─── Supplied data

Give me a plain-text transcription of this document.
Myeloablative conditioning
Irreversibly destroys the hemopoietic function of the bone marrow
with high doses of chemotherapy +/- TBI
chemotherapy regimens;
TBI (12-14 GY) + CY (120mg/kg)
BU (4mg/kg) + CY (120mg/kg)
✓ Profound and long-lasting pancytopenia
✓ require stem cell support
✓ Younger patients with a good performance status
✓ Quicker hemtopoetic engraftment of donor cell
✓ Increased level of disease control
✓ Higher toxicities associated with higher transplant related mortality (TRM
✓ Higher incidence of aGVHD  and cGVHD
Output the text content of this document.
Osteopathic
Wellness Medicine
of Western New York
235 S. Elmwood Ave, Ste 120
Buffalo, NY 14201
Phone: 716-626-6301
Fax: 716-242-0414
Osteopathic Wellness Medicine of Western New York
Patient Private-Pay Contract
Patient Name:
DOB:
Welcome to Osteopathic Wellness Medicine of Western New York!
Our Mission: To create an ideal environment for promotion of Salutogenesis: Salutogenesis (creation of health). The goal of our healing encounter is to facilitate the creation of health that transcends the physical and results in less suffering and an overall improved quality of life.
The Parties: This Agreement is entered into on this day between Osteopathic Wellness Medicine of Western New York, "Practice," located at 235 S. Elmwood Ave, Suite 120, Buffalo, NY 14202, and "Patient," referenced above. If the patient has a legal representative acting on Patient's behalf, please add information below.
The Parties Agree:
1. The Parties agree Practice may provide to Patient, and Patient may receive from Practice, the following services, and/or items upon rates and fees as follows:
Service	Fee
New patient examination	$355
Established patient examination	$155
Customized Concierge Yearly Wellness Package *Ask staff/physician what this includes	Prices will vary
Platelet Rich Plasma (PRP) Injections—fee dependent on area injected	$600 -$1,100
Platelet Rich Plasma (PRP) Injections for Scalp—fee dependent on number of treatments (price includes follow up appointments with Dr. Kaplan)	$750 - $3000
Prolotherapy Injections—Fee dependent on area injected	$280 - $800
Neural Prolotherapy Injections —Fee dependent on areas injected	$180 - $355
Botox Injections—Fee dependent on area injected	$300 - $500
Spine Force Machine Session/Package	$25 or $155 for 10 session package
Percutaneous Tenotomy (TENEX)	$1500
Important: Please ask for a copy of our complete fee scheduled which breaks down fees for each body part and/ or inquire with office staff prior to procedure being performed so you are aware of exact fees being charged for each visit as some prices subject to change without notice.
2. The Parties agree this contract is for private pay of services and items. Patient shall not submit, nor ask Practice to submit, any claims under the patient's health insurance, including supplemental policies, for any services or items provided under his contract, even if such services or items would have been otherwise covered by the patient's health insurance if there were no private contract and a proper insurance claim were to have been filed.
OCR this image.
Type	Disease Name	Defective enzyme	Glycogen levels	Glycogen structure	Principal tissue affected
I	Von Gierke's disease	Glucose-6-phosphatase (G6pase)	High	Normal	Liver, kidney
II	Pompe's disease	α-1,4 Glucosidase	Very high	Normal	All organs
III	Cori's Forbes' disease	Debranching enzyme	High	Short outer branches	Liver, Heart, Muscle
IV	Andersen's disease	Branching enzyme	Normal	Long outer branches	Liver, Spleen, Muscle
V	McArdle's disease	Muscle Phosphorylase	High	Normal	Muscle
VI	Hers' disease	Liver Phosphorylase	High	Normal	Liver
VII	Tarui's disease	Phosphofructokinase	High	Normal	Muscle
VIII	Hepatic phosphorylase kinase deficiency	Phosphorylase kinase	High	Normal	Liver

──────

Goal of the exercise:
Go through the data above and count the lines that hold "health". Respond with the number and no other words.

Problem solution:
2